- **RAW RECORDS**
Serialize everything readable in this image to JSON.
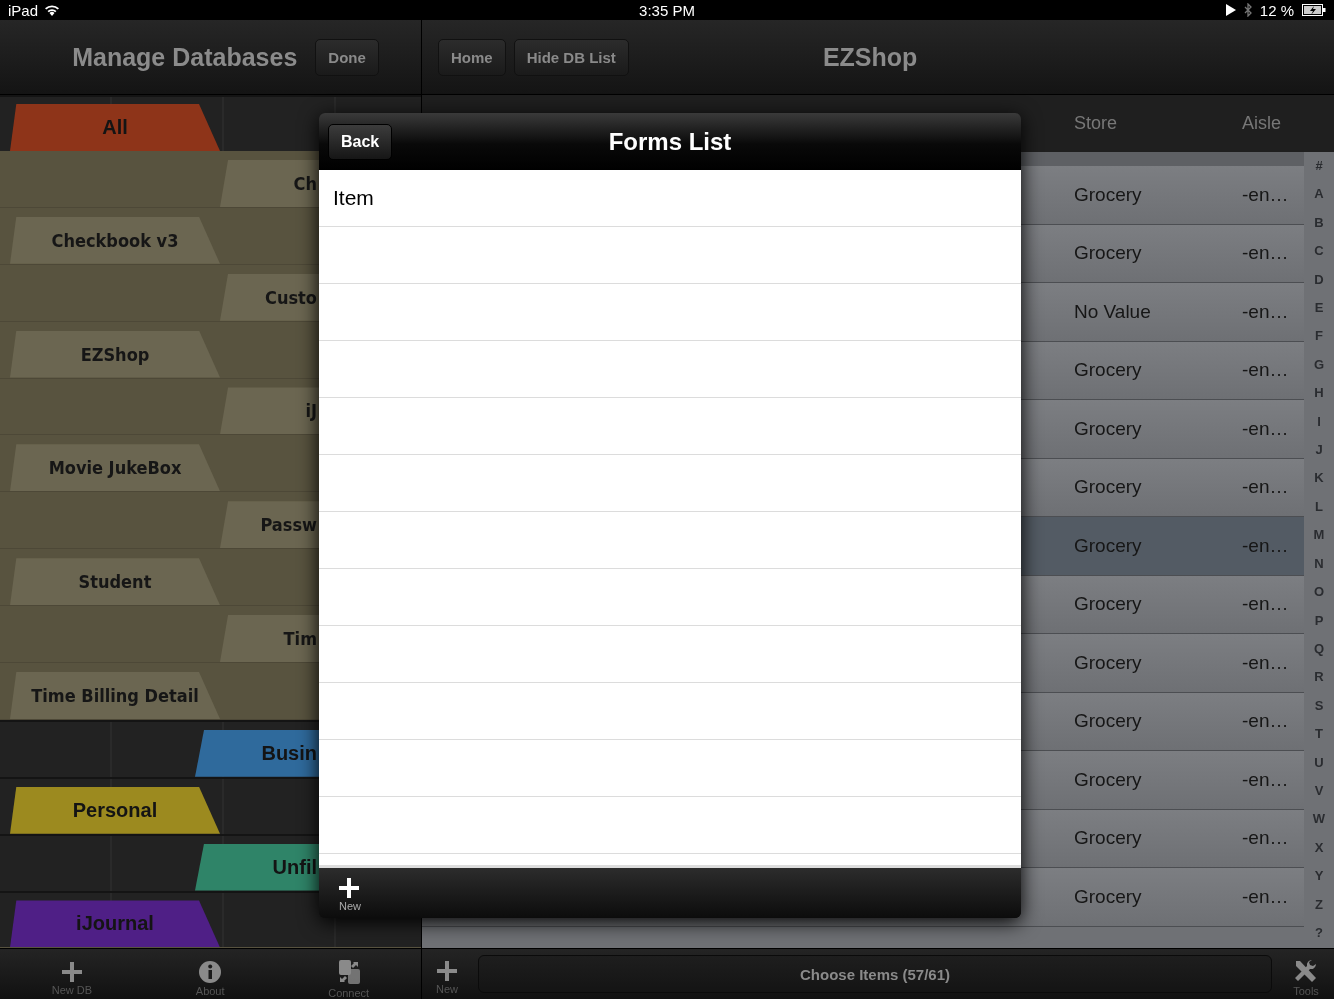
{
  "status_bar": {
    "carrier": "iPad",
    "time": "3:35 PM",
    "battery": "12 %"
  },
  "db_panel": {
    "title": "Manage Databases",
    "done_button": "Done",
    "tabs": [
      {
        "label": "All",
        "kind": "category",
        "color": "#8e3419"
      },
      {
        "label": "Ch",
        "kind": "database"
      },
      {
        "label": "Checkbook v3",
        "kind": "database"
      },
      {
        "label": "Custo",
        "kind": "database"
      },
      {
        "label": "EZShop",
        "kind": "database"
      },
      {
        "label": "iJ",
        "kind": "database"
      },
      {
        "label": "Movie JukeBox",
        "kind": "database"
      },
      {
        "label": "Passw",
        "kind": "database"
      },
      {
        "label": "Student",
        "kind": "database"
      },
      {
        "label": "Tim",
        "kind": "database"
      },
      {
        "label": "Time Billing Detail",
        "kind": "database"
      },
      {
        "label": "Busin",
        "kind": "category",
        "color": "#2f6a9c"
      },
      {
        "label": "Personal",
        "kind": "category",
        "color": "#9c8a1f"
      },
      {
        "label": "Unfil",
        "kind": "category",
        "color": "#2f8468"
      },
      {
        "label": "iJournal",
        "kind": "category",
        "color": "#4f1f86"
      }
    ],
    "toolbar": [
      {
        "label": "New DB"
      },
      {
        "label": "About"
      },
      {
        "label": "Connect"
      }
    ]
  },
  "main": {
    "title": "EZShop",
    "buttons": [
      "Home",
      "Hide DB List"
    ],
    "columns": [
      "Store",
      "Aisle"
    ],
    "rows": [
      {
        "store": "Grocery",
        "aisle": "-en…",
        "selected": false
      },
      {
        "store": "Grocery",
        "aisle": "-en…",
        "selected": false
      },
      {
        "store": "No Value",
        "aisle": "-en…",
        "selected": false
      },
      {
        "store": "Grocery",
        "aisle": "-en…",
        "selected": false
      },
      {
        "store": "Grocery",
        "aisle": "-en…",
        "selected": false
      },
      {
        "store": "Grocery",
        "aisle": "-en…",
        "selected": false
      },
      {
        "store": "Grocery",
        "aisle": "-en…",
        "selected": true
      },
      {
        "store": "Grocery",
        "aisle": "-en…",
        "selected": false
      },
      {
        "store": "Grocery",
        "aisle": "-en…",
        "selected": false
      },
      {
        "store": "Grocery",
        "aisle": "-en…",
        "selected": false
      },
      {
        "store": "Grocery",
        "aisle": "-en…",
        "selected": false
      },
      {
        "store": "Grocery",
        "aisle": "-en…",
        "selected": false
      },
      {
        "store": "Grocery",
        "aisle": "-en…",
        "selected": false
      }
    ],
    "index": [
      "#",
      "A",
      "B",
      "C",
      "D",
      "E",
      "F",
      "G",
      "H",
      "I",
      "J",
      "K",
      "L",
      "M",
      "N",
      "O",
      "P",
      "Q",
      "R",
      "S",
      "T",
      "U",
      "V",
      "W",
      "X",
      "Y",
      "Z",
      "?"
    ],
    "toolbar": {
      "new_label": "New",
      "choose_button": "Choose Items (57/61)",
      "tools_label": "Tools"
    }
  },
  "popover": {
    "title": "Forms List",
    "back_button": "Back",
    "items": [
      "Item"
    ],
    "new_label": "New"
  }
}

- **SET EXERCISE**
Restate the entire listing word for word, excluding pictures.

- **TASK RESULT**
Serialize everything readable in this image to JSON.
{
  "status_bar": {
    "carrier": "iPad",
    "time": "3:35 PM",
    "battery": "12 %"
  },
  "db_panel": {
    "title": "Manage Databases",
    "done_button": "Done",
    "tabs": [
      {
        "label": "All",
        "kind": "category",
        "color": "#8e3419"
      },
      {
        "label": "Ch",
        "kind": "database"
      },
      {
        "label": "Checkbook v3",
        "kind": "database"
      },
      {
        "label": "Custo",
        "kind": "database"
      },
      {
        "label": "EZShop",
        "kind": "database"
      },
      {
        "label": "iJ",
        "kind": "database"
      },
      {
        "label": "Movie JukeBox",
        "kind": "database"
      },
      {
        "label": "Passw",
        "kind": "database"
      },
      {
        "label": "Student",
        "kind": "database"
      },
      {
        "label": "Tim",
        "kind": "database"
      },
      {
        "label": "Time Billing Detail",
        "kind": "database"
      },
      {
        "label": "Busin",
        "kind": "category",
        "color": "#2f6a9c"
      },
      {
        "label": "Personal",
        "kind": "category",
        "color": "#9c8a1f"
      },
      {
        "label": "Unfil",
        "kind": "category",
        "color": "#2f8468"
      },
      {
        "label": "iJournal",
        "kind": "category",
        "color": "#4f1f86"
      }
    ],
    "toolbar": [
      {
        "label": "New DB"
      },
      {
        "label": "About"
      },
      {
        "label": "Connect"
      }
    ]
  },
  "main": {
    "title": "EZShop",
    "buttons": [
      "Home",
      "Hide DB List"
    ],
    "columns": [
      "Store",
      "Aisle"
    ],
    "rows": [
      {
        "store": "Grocery",
        "aisle": "-en…",
        "selected": false
      },
      {
        "store": "Grocery",
        "aisle": "-en…",
        "selected": false
      },
      {
        "store": "No Value",
        "aisle": "-en…",
        "selected": false
      },
      {
        "store": "Grocery",
        "aisle": "-en…",
        "selected": false
      },
      {
        "store": "Grocery",
        "aisle": "-en…",
        "selected": false
      },
      {
        "store": "Grocery",
        "aisle": "-en…",
        "selected": false
      },
      {
        "store": "Grocery",
        "aisle": "-en…",
        "selected": true
      },
      {
        "store": "Grocery",
        "aisle": "-en…",
        "selected": false
      },
      {
        "store": "Grocery",
        "aisle": "-en…",
        "selected": false
      },
      {
        "store": "Grocery",
        "aisle": "-en…",
        "selected": false
      },
      {
        "store": "Grocery",
        "aisle": "-en…",
        "selected": false
      },
      {
        "store": "Grocery",
        "aisle": "-en…",
        "selected": false
      },
      {
        "store": "Grocery",
        "aisle": "-en…",
        "selected": false
      }
    ],
    "index": [
      "#",
      "A",
      "B",
      "C",
      "D",
      "E",
      "F",
      "G",
      "H",
      "I",
      "J",
      "K",
      "L",
      "M",
      "N",
      "O",
      "P",
      "Q",
      "R",
      "S",
      "T",
      "U",
      "V",
      "W",
      "X",
      "Y",
      "Z",
      "?"
    ],
    "toolbar": {
      "new_label": "New",
      "choose_button": "Choose Items (57/61)",
      "tools_label": "Tools"
    }
  },
  "popover": {
    "title": "Forms List",
    "back_button": "Back",
    "items": [
      "Item"
    ],
    "new_label": "New"
  }
}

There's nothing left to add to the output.